Records from a dataset
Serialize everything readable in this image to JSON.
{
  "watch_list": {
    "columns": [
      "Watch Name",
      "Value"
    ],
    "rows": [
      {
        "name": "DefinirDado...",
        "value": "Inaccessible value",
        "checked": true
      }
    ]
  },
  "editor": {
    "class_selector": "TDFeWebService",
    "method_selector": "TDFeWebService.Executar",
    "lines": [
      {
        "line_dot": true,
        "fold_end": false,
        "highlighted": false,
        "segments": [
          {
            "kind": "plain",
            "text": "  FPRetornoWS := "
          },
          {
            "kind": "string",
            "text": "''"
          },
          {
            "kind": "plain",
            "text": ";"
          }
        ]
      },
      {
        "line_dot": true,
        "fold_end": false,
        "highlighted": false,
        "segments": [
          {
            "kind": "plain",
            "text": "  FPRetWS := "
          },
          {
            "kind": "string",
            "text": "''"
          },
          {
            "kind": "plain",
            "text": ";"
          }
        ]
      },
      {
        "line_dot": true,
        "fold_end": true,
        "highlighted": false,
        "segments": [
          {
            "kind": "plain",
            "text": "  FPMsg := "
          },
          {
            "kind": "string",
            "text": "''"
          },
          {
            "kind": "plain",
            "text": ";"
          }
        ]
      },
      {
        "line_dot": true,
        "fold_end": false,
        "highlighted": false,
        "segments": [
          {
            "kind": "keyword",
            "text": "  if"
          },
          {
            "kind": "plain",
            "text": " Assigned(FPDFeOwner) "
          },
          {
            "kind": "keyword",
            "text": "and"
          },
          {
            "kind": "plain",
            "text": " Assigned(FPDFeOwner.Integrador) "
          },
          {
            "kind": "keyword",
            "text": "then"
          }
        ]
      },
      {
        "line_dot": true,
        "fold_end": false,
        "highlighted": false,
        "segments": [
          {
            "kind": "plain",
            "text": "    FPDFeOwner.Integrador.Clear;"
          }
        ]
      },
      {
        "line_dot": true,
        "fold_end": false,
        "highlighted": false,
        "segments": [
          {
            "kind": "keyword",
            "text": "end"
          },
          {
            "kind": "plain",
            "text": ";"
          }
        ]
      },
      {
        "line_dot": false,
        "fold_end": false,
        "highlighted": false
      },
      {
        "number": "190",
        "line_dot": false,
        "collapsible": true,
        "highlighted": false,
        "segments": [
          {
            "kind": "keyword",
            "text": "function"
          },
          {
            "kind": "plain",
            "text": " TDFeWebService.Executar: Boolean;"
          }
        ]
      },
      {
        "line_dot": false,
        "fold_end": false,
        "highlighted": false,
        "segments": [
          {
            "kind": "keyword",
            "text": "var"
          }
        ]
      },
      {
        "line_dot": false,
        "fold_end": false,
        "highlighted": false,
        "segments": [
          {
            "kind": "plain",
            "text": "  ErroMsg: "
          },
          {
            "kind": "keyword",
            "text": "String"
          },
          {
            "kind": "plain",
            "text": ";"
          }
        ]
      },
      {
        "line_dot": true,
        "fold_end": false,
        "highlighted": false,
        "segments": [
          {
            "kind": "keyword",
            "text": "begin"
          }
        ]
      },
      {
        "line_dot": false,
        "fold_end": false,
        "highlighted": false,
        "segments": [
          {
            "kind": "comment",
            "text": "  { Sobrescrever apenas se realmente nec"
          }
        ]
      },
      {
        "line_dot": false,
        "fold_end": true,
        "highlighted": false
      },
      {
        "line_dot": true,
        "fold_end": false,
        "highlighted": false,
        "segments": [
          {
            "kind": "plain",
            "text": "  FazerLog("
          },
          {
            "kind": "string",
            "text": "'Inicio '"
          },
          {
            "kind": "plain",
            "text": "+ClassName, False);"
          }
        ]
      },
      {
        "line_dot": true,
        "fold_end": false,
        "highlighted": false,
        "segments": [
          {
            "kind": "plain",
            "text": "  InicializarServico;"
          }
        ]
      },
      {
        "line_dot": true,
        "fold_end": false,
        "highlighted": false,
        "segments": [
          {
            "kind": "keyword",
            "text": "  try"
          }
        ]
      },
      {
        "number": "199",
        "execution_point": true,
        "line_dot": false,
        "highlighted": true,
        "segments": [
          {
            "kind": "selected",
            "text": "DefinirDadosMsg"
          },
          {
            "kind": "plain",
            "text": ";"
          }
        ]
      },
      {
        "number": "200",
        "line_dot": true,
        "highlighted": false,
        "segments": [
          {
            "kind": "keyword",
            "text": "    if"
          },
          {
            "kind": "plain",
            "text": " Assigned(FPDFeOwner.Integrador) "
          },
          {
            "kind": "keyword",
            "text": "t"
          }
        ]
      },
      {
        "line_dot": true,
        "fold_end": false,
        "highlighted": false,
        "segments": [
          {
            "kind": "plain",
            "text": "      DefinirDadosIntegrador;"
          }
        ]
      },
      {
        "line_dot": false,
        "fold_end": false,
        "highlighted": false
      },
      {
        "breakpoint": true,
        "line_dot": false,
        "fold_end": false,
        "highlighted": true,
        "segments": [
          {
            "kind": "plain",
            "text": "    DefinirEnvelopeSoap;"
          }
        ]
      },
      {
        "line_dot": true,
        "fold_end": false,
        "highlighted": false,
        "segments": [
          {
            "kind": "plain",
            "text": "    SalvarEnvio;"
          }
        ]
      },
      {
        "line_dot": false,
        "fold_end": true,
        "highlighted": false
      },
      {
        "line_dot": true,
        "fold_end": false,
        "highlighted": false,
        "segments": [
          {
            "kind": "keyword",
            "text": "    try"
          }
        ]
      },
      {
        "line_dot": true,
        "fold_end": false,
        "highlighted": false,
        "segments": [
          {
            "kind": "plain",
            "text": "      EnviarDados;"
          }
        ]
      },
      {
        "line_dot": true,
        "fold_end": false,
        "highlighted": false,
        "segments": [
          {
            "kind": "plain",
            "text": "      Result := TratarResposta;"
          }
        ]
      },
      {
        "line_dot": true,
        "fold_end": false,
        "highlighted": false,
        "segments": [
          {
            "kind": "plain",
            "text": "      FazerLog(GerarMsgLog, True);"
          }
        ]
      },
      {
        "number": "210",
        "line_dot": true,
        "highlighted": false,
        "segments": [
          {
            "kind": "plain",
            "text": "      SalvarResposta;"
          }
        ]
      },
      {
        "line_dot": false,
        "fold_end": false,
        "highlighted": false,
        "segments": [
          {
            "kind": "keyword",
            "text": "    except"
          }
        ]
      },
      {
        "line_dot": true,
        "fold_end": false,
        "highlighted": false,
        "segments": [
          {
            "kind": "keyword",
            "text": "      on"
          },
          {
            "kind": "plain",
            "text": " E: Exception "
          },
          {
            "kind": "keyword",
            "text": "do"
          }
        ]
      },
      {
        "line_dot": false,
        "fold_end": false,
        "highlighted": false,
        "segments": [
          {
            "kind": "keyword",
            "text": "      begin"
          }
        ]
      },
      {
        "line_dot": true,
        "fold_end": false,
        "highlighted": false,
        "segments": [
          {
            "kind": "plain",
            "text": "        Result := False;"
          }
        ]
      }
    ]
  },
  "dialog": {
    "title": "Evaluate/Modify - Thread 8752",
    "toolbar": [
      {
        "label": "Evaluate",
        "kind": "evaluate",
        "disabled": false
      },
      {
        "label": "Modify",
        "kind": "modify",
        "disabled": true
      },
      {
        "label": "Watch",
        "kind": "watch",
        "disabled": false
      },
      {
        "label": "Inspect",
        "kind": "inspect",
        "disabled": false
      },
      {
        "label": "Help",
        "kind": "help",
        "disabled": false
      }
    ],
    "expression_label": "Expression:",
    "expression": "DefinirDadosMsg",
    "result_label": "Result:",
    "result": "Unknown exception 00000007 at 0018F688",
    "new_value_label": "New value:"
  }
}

Set task » Copy all the records above exactly, missing none.

Output of the exercise »
Serialize everything readable in this image to JSON.
{
  "watch_list": {
    "columns": [
      "Watch Name",
      "Value"
    ],
    "rows": [
      {
        "name": "DefinirDado...",
        "value": "Inaccessible value",
        "checked": true
      }
    ]
  },
  "editor": {
    "class_selector": "TDFeWebService",
    "method_selector": "TDFeWebService.Executar",
    "lines": [
      {
        "line_dot": true,
        "fold_end": false,
        "highlighted": false,
        "segments": [
          {
            "kind": "plain",
            "text": "  FPRetornoWS := "
          },
          {
            "kind": "string",
            "text": "''"
          },
          {
            "kind": "plain",
            "text": ";"
          }
        ]
      },
      {
        "line_dot": true,
        "fold_end": false,
        "highlighted": false,
        "segments": [
          {
            "kind": "plain",
            "text": "  FPRetWS := "
          },
          {
            "kind": "string",
            "text": "''"
          },
          {
            "kind": "plain",
            "text": ";"
          }
        ]
      },
      {
        "line_dot": true,
        "fold_end": true,
        "highlighted": false,
        "segments": [
          {
            "kind": "plain",
            "text": "  FPMsg := "
          },
          {
            "kind": "string",
            "text": "''"
          },
          {
            "kind": "plain",
            "text": ";"
          }
        ]
      },
      {
        "line_dot": true,
        "fold_end": false,
        "highlighted": false,
        "segments": [
          {
            "kind": "keyword",
            "text": "  if"
          },
          {
            "kind": "plain",
            "text": " Assigned(FPDFeOwner) "
          },
          {
            "kind": "keyword",
            "text": "and"
          },
          {
            "kind": "plain",
            "text": " Assigned(FPDFeOwner.Integrador) "
          },
          {
            "kind": "keyword",
            "text": "then"
          }
        ]
      },
      {
        "line_dot": true,
        "fold_end": false,
        "highlighted": false,
        "segments": [
          {
            "kind": "plain",
            "text": "    FPDFeOwner.Integrador.Clear;"
          }
        ]
      },
      {
        "line_dot": true,
        "fold_end": false,
        "highlighted": false,
        "segments": [
          {
            "kind": "keyword",
            "text": "end"
          },
          {
            "kind": "plain",
            "text": ";"
          }
        ]
      },
      {
        "line_dot": false,
        "fold_end": false,
        "highlighted": false
      },
      {
        "number": "190",
        "line_dot": false,
        "collapsible": true,
        "highlighted": false,
        "segments": [
          {
            "kind": "keyword",
            "text": "function"
          },
          {
            "kind": "plain",
            "text": " TDFeWebService.Executar: Boolean;"
          }
        ]
      },
      {
        "line_dot": false,
        "fold_end": false,
        "highlighted": false,
        "segments": [
          {
            "kind": "keyword",
            "text": "var"
          }
        ]
      },
      {
        "line_dot": false,
        "fold_end": false,
        "highlighted": false,
        "segments": [
          {
            "kind": "plain",
            "text": "  ErroMsg: "
          },
          {
            "kind": "keyword",
            "text": "String"
          },
          {
            "kind": "plain",
            "text": ";"
          }
        ]
      },
      {
        "line_dot": true,
        "fold_end": false,
        "highlighted": false,
        "segments": [
          {
            "kind": "keyword",
            "text": "begin"
          }
        ]
      },
      {
        "line_dot": false,
        "fold_end": false,
        "highlighted": false,
        "segments": [
          {
            "kind": "comment",
            "text": "  { Sobrescrever apenas se realmente nec"
          }
        ]
      },
      {
        "line_dot": false,
        "fold_end": true,
        "highlighted": false
      },
      {
        "line_dot": true,
        "fold_end": false,
        "highlighted": false,
        "segments": [
          {
            "kind": "plain",
            "text": "  FazerLog("
          },
          {
            "kind": "string",
            "text": "'Inicio '"
          },
          {
            "kind": "plain",
            "text": "+ClassName, False);"
          }
        ]
      },
      {
        "line_dot": true,
        "fold_end": false,
        "highlighted": false,
        "segments": [
          {
            "kind": "plain",
            "text": "  InicializarServico;"
          }
        ]
      },
      {
        "line_dot": true,
        "fold_end": false,
        "highlighted": false,
        "segments": [
          {
            "kind": "keyword",
            "text": "  try"
          }
        ]
      },
      {
        "number": "199",
        "execution_point": true,
        "line_dot": false,
        "highlighted": true,
        "segments": [
          {
            "kind": "selected",
            "text": "DefinirDadosMsg"
          },
          {
            "kind": "plain",
            "text": ";"
          }
        ]
      },
      {
        "number": "200",
        "line_dot": true,
        "highlighted": false,
        "segments": [
          {
            "kind": "keyword",
            "text": "    if"
          },
          {
            "kind": "plain",
            "text": " Assigned(FPDFeOwner.Integrador) "
          },
          {
            "kind": "keyword",
            "text": "t"
          }
        ]
      },
      {
        "line_dot": true,
        "fold_end": false,
        "highlighted": false,
        "segments": [
          {
            "kind": "plain",
            "text": "      DefinirDadosIntegrador;"
          }
        ]
      },
      {
        "line_dot": false,
        "fold_end": false,
        "highlighted": false
      },
      {
        "breakpoint": true,
        "line_dot": false,
        "fold_end": false,
        "highlighted": true,
        "segments": [
          {
            "kind": "plain",
            "text": "    DefinirEnvelopeSoap;"
          }
        ]
      },
      {
        "line_dot": true,
        "fold_end": false,
        "highlighted": false,
        "segments": [
          {
            "kind": "plain",
            "text": "    SalvarEnvio;"
          }
        ]
      },
      {
        "line_dot": false,
        "fold_end": true,
        "highlighted": false
      },
      {
        "line_dot": true,
        "fold_end": false,
        "highlighted": false,
        "segments": [
          {
            "kind": "keyword",
            "text": "    try"
          }
        ]
      },
      {
        "line_dot": true,
        "fold_end": false,
        "highlighted": false,
        "segments": [
          {
            "kind": "plain",
            "text": "      EnviarDados;"
          }
        ]
      },
      {
        "line_dot": true,
        "fold_end": false,
        "highlighted": false,
        "segments": [
          {
            "kind": "plain",
            "text": "      Result := TratarResposta;"
          }
        ]
      },
      {
        "line_dot": true,
        "fold_end": false,
        "highlighted": false,
        "segments": [
          {
            "kind": "plain",
            "text": "      FazerLog(GerarMsgLog, True);"
          }
        ]
      },
      {
        "number": "210",
        "line_dot": true,
        "highlighted": false,
        "segments": [
          {
            "kind": "plain",
            "text": "      SalvarResposta;"
          }
        ]
      },
      {
        "line_dot": false,
        "fold_end": false,
        "highlighted": false,
        "segments": [
          {
            "kind": "keyword",
            "text": "    except"
          }
        ]
      },
      {
        "line_dot": true,
        "fold_end": false,
        "highlighted": false,
        "segments": [
          {
            "kind": "keyword",
            "text": "      on"
          },
          {
            "kind": "plain",
            "text": " E: Exception "
          },
          {
            "kind": "keyword",
            "text": "do"
          }
        ]
      },
      {
        "line_dot": false,
        "fold_end": false,
        "highlighted": false,
        "segments": [
          {
            "kind": "keyword",
            "text": "      begin"
          }
        ]
      },
      {
        "line_dot": true,
        "fold_end": false,
        "highlighted": false,
        "segments": [
          {
            "kind": "plain",
            "text": "        Result := False;"
          }
        ]
      }
    ]
  },
  "dialog": {
    "title": "Evaluate/Modify - Thread 8752",
    "toolbar": [
      {
        "label": "Evaluate",
        "kind": "evaluate",
        "disabled": false
      },
      {
        "label": "Modify",
        "kind": "modify",
        "disabled": true
      },
      {
        "label": "Watch",
        "kind": "watch",
        "disabled": false
      },
      {
        "label": "Inspect",
        "kind": "inspect",
        "disabled": false
      },
      {
        "label": "Help",
        "kind": "help",
        "disabled": false
      }
    ],
    "expression_label": "Expression:",
    "expression": "DefinirDadosMsg",
    "result_label": "Result:",
    "result": "Unknown exception 00000007 at 0018F688",
    "new_value_label": "New value:"
  }
}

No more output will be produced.